Each line of the material must be repeated precisely, with the pictures left out.

=== DATA EXCERPTS ===

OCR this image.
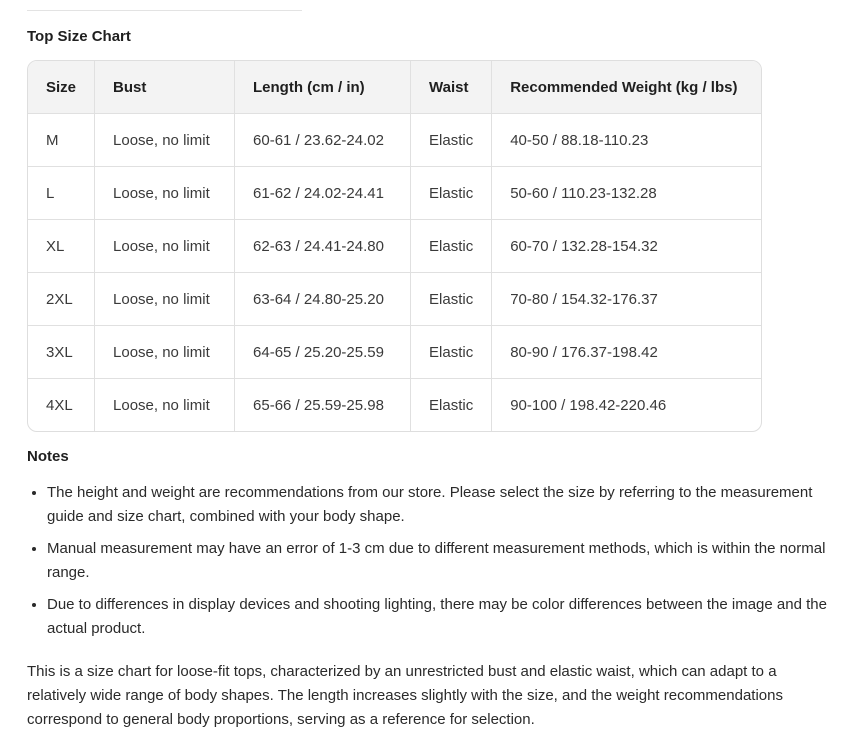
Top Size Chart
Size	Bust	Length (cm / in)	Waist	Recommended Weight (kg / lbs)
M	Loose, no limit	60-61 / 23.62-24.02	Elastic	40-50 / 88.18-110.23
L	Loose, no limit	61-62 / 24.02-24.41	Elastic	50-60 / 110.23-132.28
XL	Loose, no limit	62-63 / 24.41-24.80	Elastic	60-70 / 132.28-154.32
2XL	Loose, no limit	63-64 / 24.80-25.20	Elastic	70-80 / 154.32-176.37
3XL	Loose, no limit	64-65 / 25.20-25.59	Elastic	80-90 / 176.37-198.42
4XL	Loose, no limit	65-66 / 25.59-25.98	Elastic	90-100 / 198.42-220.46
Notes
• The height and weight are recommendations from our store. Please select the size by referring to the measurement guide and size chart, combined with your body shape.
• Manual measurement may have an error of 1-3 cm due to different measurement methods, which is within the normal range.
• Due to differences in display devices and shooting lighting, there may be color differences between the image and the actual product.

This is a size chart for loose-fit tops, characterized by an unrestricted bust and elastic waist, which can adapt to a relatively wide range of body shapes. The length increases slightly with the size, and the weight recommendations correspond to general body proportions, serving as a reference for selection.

===

## FINAL ANSWER
OCR this image.
Top Size Chart
Size	Bust	Length (cm / in)	Waist	Recommended Weight (kg / lbs)
M	Loose, no limit	60-61 / 23.62-24.02	Elastic	40-50 / 88.18-110.23
L	Loose, no limit	61-62 / 24.02-24.41	Elastic	50-60 / 110.23-132.28
XL	Loose, no limit	62-63 / 24.41-24.80	Elastic	60-70 / 132.28-154.32
2XL	Loose, no limit	63-64 / 24.80-25.20	Elastic	70-80 / 154.32-176.37
3XL	Loose, no limit	64-65 / 25.20-25.59	Elastic	80-90 / 176.37-198.42
4XL	Loose, no limit	65-66 / 25.59-25.98	Elastic	90-100 / 198.42-220.46
Notes
• The height and weight are recommendations from our store. Please select the size by referring to the measurement guide and size chart, combined with your body shape.
• Manual measurement may have an error of 1-3 cm due to different measurement methods, which is within the normal range.
• Due to differences in display devices and shooting lighting, there may be color differences between the image and the actual product.

This is a size chart for loose-fit tops, characterized by an unrestricted bust and elastic waist, which can adapt to a relatively wide range of body shapes. The length increases slightly with the size, and the weight recommendations correspond to general body proportions, serving as a reference for selection.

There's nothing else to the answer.